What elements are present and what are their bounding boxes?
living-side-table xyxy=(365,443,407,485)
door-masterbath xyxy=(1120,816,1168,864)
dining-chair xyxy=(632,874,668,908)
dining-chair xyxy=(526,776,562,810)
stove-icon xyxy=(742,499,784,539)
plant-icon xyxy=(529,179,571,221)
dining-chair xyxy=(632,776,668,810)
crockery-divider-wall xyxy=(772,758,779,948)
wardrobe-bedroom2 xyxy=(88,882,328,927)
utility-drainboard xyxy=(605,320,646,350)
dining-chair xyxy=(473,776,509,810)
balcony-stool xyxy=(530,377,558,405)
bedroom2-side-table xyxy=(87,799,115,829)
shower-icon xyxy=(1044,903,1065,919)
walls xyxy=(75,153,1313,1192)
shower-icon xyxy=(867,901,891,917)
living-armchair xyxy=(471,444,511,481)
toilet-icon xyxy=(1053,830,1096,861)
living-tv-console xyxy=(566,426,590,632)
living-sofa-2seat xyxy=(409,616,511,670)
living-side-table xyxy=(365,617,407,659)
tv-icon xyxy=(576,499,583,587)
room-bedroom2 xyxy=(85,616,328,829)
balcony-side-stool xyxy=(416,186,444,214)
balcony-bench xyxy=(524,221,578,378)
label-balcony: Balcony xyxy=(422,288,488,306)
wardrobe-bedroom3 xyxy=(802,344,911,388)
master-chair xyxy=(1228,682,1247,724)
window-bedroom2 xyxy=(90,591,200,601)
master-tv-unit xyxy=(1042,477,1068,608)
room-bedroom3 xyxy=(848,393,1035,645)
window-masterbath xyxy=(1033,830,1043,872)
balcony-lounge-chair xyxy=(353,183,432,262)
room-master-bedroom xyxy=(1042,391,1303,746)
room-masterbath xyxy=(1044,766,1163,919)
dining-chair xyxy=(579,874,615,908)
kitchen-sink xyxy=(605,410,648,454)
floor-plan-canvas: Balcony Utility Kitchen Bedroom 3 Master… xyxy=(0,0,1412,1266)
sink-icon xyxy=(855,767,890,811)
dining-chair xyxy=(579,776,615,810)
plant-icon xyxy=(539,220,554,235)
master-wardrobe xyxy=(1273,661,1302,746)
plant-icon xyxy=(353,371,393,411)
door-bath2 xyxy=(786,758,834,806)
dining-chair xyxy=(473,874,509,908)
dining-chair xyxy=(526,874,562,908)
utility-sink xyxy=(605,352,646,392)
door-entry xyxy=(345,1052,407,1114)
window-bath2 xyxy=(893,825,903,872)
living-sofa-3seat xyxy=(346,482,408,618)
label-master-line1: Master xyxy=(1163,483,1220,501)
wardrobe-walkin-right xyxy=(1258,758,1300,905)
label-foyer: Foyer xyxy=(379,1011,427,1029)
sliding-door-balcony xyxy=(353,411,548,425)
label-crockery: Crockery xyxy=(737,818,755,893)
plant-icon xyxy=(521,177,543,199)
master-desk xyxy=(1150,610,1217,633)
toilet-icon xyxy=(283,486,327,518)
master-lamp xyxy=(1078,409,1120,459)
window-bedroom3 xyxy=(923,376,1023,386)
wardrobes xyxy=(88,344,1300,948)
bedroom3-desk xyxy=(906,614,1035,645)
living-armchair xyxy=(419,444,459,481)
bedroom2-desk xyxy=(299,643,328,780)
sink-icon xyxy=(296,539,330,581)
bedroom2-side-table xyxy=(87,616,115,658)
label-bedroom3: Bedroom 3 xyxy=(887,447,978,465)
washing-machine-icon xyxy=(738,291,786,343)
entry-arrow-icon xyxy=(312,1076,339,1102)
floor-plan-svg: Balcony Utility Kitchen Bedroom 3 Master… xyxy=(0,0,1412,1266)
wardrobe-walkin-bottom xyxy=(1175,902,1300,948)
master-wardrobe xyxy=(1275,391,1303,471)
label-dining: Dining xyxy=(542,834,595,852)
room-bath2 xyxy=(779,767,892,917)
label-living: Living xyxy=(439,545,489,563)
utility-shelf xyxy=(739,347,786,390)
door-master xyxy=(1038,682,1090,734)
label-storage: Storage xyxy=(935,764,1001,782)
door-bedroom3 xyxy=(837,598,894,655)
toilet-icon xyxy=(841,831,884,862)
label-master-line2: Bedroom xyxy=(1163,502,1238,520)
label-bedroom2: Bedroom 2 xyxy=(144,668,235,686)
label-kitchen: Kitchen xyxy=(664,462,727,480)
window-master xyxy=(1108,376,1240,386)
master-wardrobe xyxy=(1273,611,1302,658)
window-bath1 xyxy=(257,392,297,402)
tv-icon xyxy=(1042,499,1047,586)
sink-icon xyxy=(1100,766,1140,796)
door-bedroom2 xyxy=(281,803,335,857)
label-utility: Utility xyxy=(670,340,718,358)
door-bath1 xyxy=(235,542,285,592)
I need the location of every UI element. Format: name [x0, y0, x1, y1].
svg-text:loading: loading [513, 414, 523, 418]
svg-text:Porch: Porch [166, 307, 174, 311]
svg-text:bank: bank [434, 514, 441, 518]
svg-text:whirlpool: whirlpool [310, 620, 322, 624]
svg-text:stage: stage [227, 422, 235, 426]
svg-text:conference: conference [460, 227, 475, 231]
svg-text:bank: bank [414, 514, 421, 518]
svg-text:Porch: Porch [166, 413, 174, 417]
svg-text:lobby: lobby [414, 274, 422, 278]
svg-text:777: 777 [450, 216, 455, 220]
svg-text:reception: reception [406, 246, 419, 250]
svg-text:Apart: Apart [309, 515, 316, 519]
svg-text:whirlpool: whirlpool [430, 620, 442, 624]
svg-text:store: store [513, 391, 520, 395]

——

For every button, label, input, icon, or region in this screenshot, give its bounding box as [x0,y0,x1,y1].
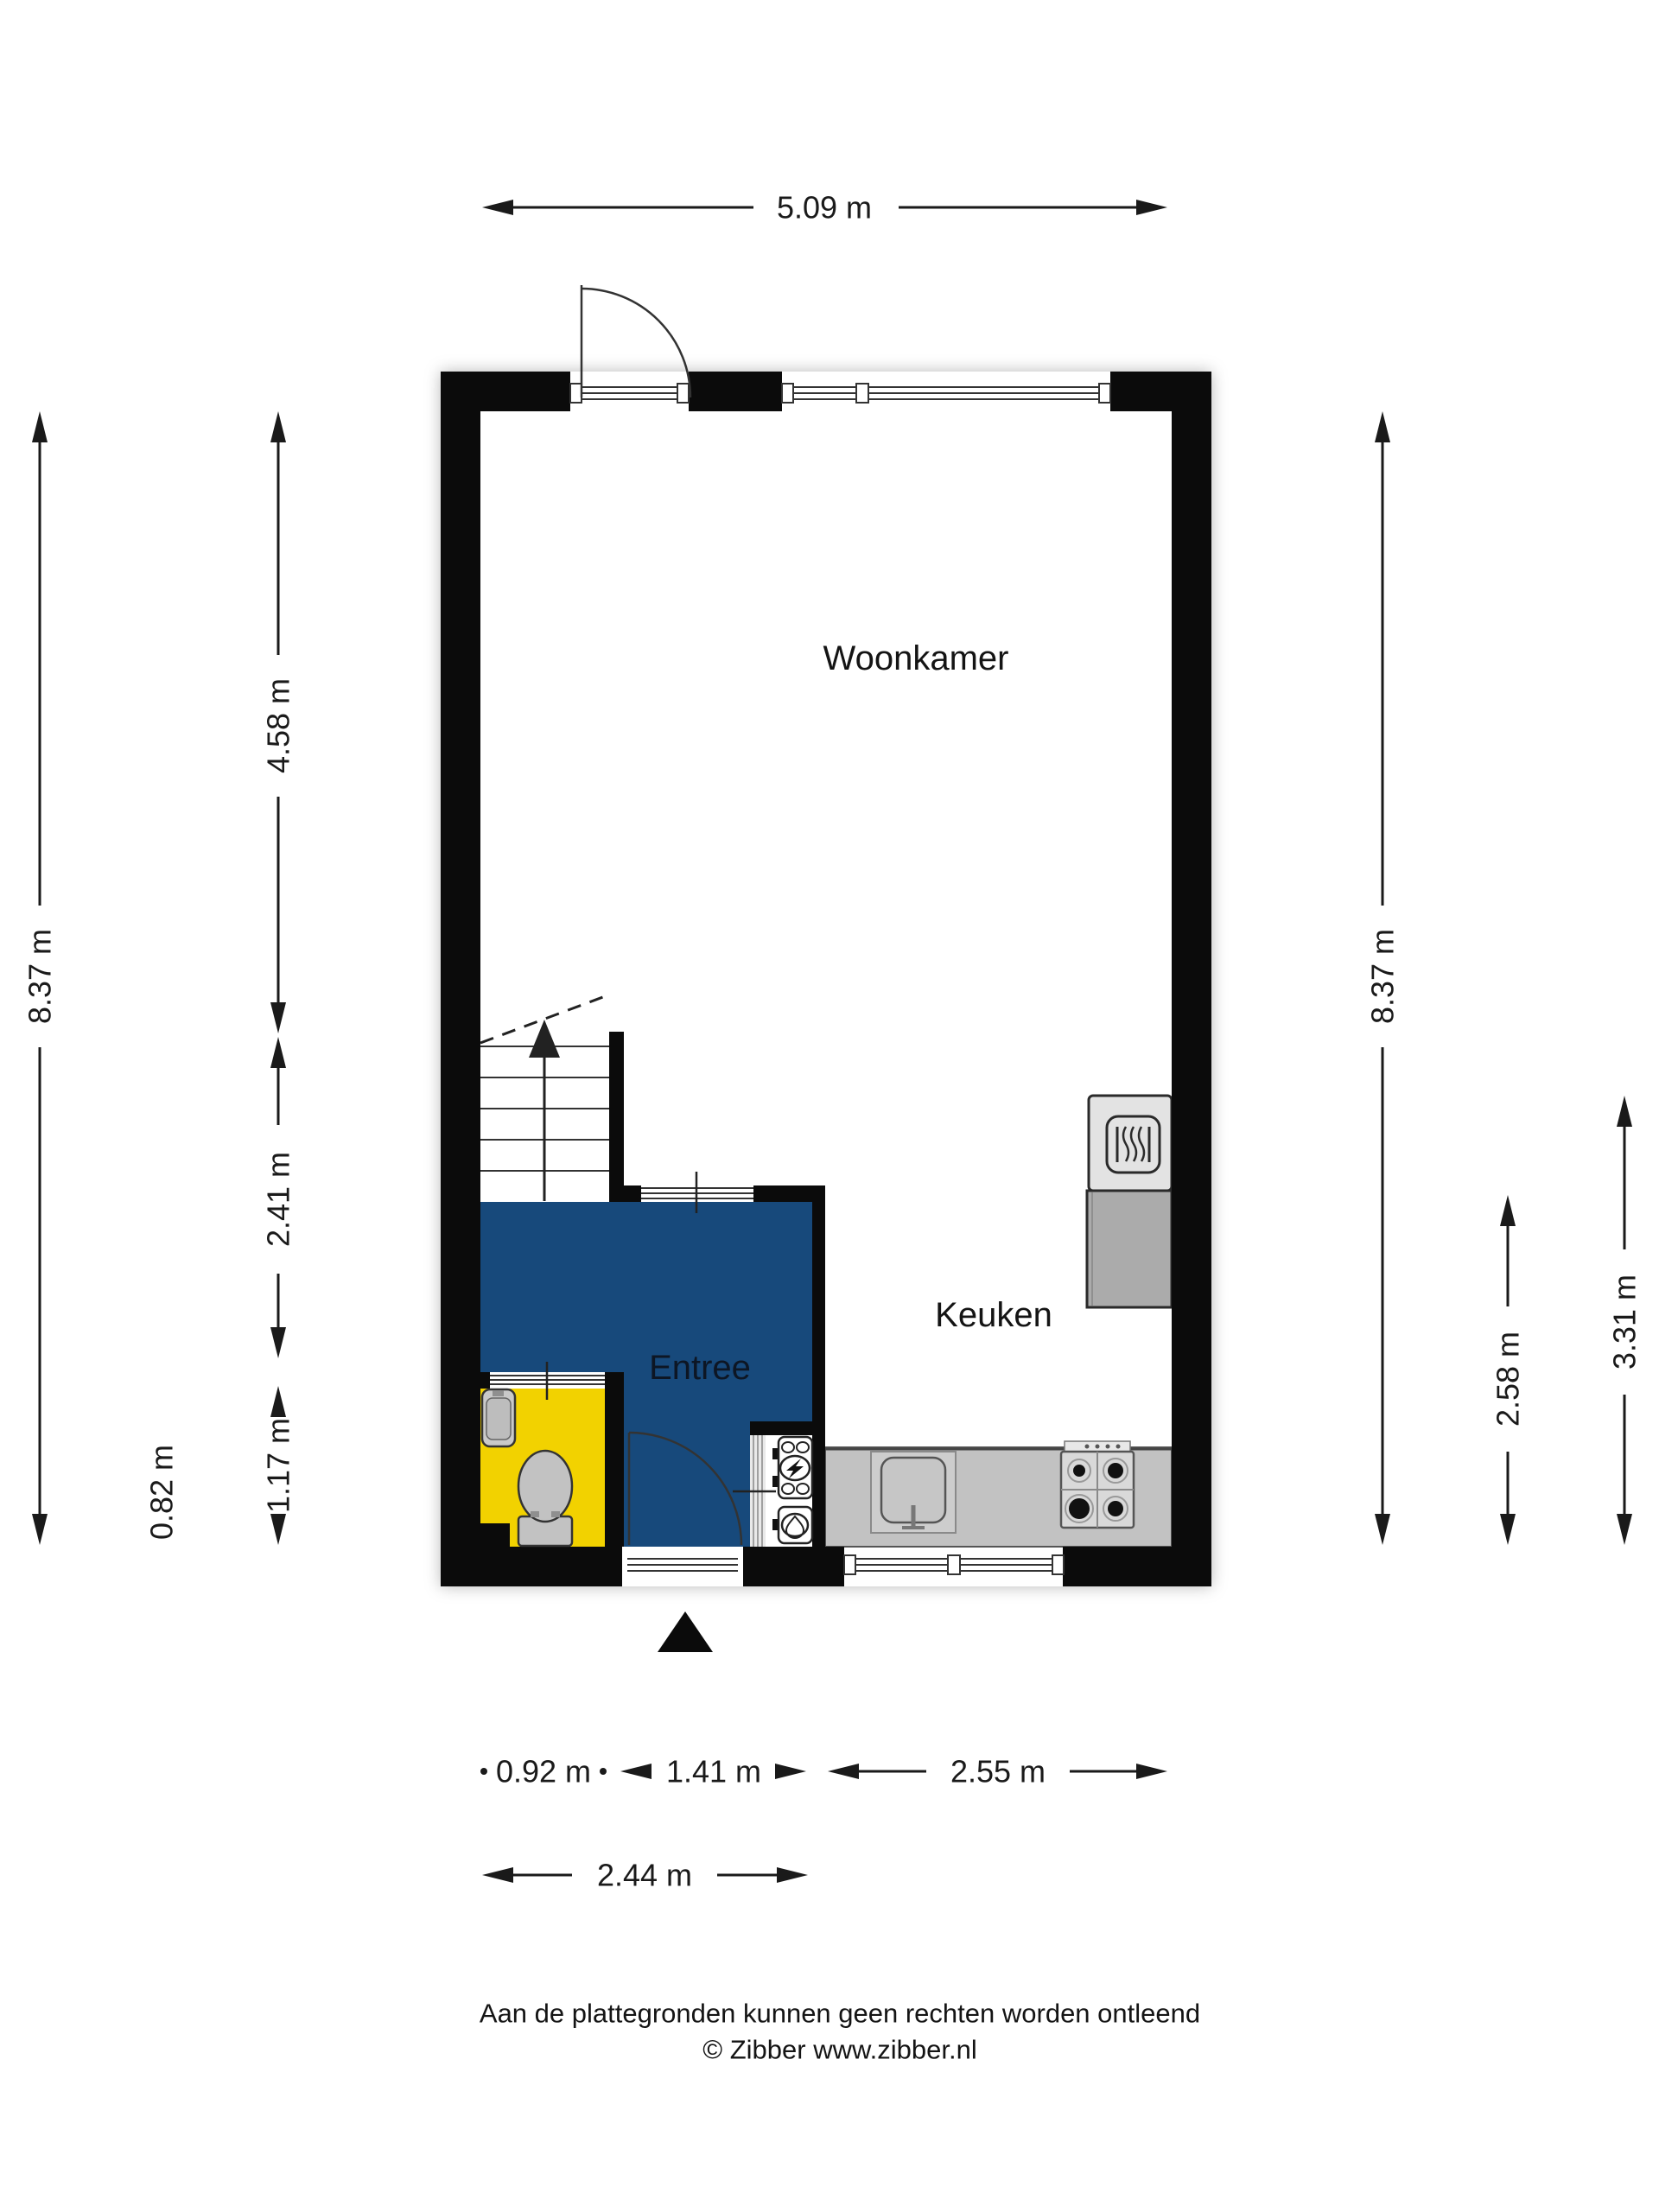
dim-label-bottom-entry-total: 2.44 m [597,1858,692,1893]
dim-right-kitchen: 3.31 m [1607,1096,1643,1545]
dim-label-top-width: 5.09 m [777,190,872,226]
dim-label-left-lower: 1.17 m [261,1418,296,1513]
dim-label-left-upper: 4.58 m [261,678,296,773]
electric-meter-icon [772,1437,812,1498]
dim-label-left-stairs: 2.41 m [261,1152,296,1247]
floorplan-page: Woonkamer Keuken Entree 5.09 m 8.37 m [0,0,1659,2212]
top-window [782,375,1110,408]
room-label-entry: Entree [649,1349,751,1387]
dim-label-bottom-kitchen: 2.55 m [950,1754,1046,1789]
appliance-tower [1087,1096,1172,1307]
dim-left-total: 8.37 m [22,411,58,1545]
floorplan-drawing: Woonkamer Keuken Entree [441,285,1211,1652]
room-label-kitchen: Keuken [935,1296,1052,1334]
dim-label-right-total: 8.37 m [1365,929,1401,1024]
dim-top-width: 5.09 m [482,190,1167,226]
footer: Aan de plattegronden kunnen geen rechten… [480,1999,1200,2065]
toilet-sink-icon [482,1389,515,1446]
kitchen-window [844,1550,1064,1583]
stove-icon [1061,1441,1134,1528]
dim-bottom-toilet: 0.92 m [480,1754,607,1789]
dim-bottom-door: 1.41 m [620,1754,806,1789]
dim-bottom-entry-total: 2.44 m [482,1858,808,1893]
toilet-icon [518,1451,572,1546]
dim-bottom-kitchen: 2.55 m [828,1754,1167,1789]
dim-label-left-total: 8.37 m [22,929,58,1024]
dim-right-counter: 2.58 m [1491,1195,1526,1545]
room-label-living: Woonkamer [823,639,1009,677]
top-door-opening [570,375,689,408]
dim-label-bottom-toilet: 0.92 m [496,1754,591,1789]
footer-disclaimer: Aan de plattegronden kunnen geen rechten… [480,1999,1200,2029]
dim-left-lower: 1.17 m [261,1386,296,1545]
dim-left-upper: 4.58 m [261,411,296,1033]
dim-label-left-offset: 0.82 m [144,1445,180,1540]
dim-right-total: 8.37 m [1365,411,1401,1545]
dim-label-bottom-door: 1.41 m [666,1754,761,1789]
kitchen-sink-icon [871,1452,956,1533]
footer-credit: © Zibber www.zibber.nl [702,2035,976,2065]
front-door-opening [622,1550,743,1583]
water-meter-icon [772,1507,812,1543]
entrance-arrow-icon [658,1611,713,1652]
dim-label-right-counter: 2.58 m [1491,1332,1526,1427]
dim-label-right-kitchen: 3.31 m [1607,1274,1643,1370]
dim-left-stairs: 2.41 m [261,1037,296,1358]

——

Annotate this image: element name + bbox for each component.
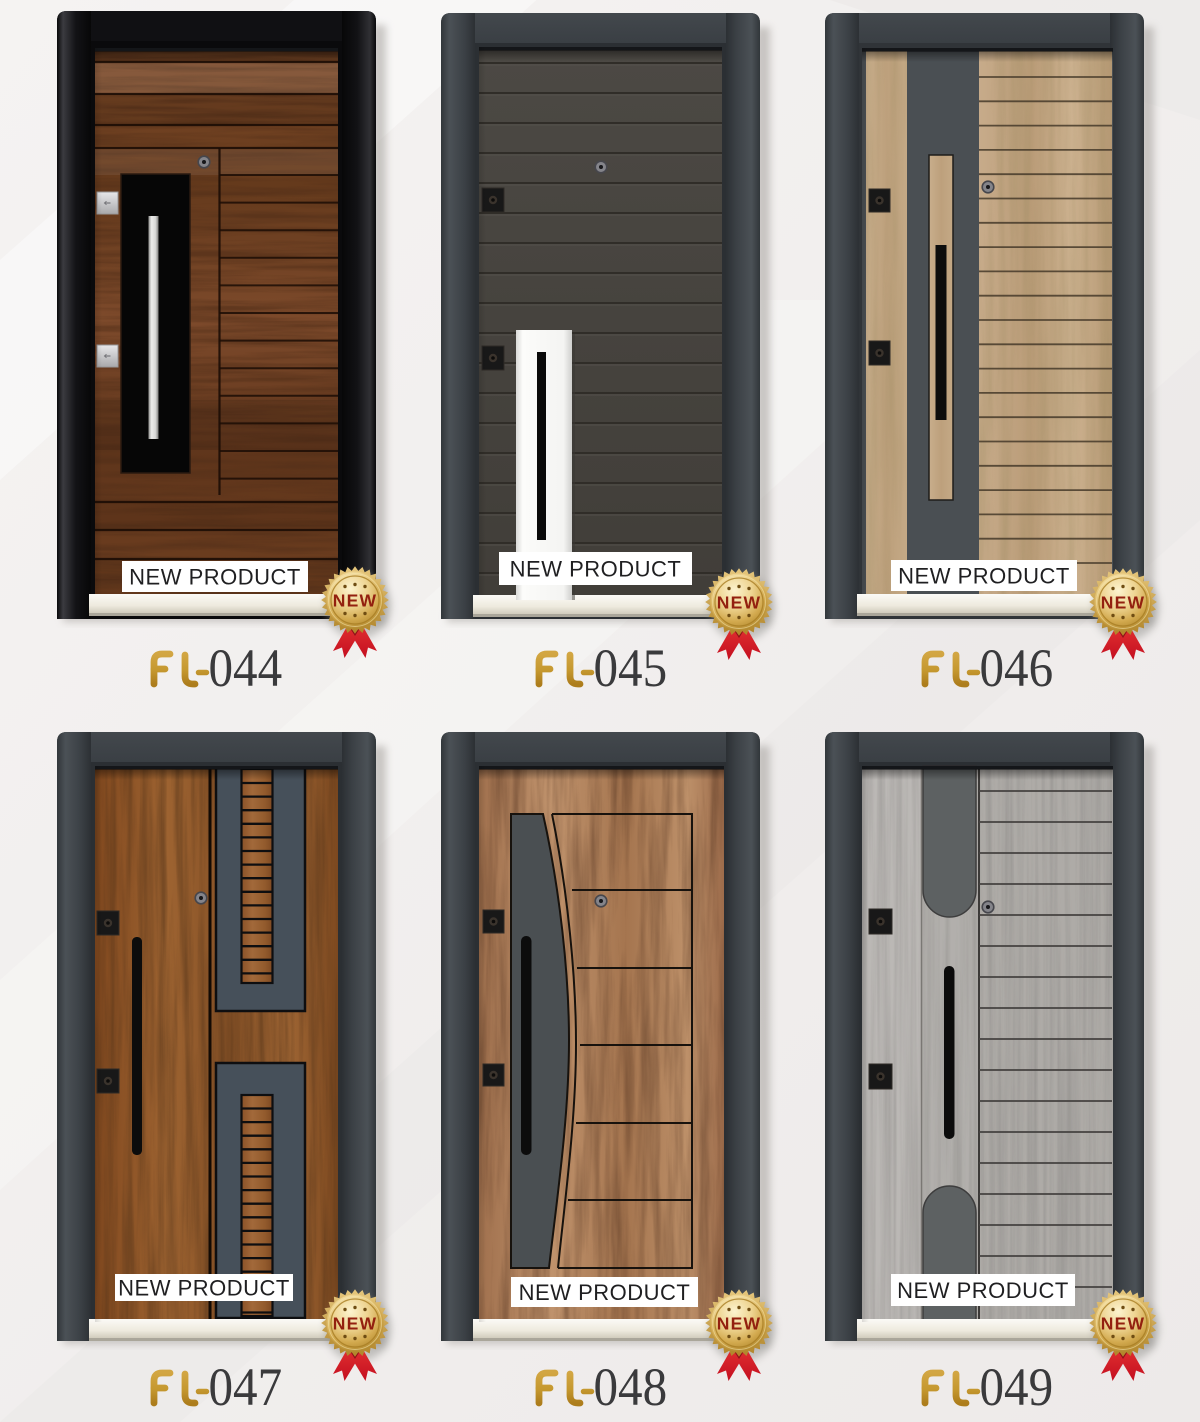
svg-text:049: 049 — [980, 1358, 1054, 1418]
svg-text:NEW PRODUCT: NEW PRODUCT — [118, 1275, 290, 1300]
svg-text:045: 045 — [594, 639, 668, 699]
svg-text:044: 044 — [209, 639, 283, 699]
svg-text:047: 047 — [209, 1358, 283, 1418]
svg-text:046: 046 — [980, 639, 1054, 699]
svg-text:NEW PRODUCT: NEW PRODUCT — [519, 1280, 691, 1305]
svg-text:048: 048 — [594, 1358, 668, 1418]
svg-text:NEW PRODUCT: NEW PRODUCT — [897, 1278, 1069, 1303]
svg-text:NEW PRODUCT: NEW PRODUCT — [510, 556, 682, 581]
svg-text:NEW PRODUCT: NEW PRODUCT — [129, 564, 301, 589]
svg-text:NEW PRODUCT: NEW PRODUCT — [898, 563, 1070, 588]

——

[EXERCISE AIM]
Rewrite the part of the items that opens with the line containing "What elements are" and closes with the line containing "dining-chair xyxy=(473,776,509,810)", changing "stove-icon" to "cooktop-icon" and keeping every other character the same.

[EXERCISE RESPONSE]
What elements are present and what are their bounding boxes?
living-side-table xyxy=(365,443,407,485)
door-masterbath xyxy=(1120,816,1168,864)
dining-chair xyxy=(632,874,668,908)
dining-chair xyxy=(526,776,562,810)
cooktop-icon xyxy=(742,499,784,539)
plant-icon xyxy=(529,179,571,221)
dining-chair xyxy=(632,776,668,810)
crockery-divider-wall xyxy=(772,758,779,948)
wardrobe-bedroom2 xyxy=(88,882,328,927)
utility-drainboard xyxy=(605,320,646,350)
dining-chair xyxy=(473,776,509,810)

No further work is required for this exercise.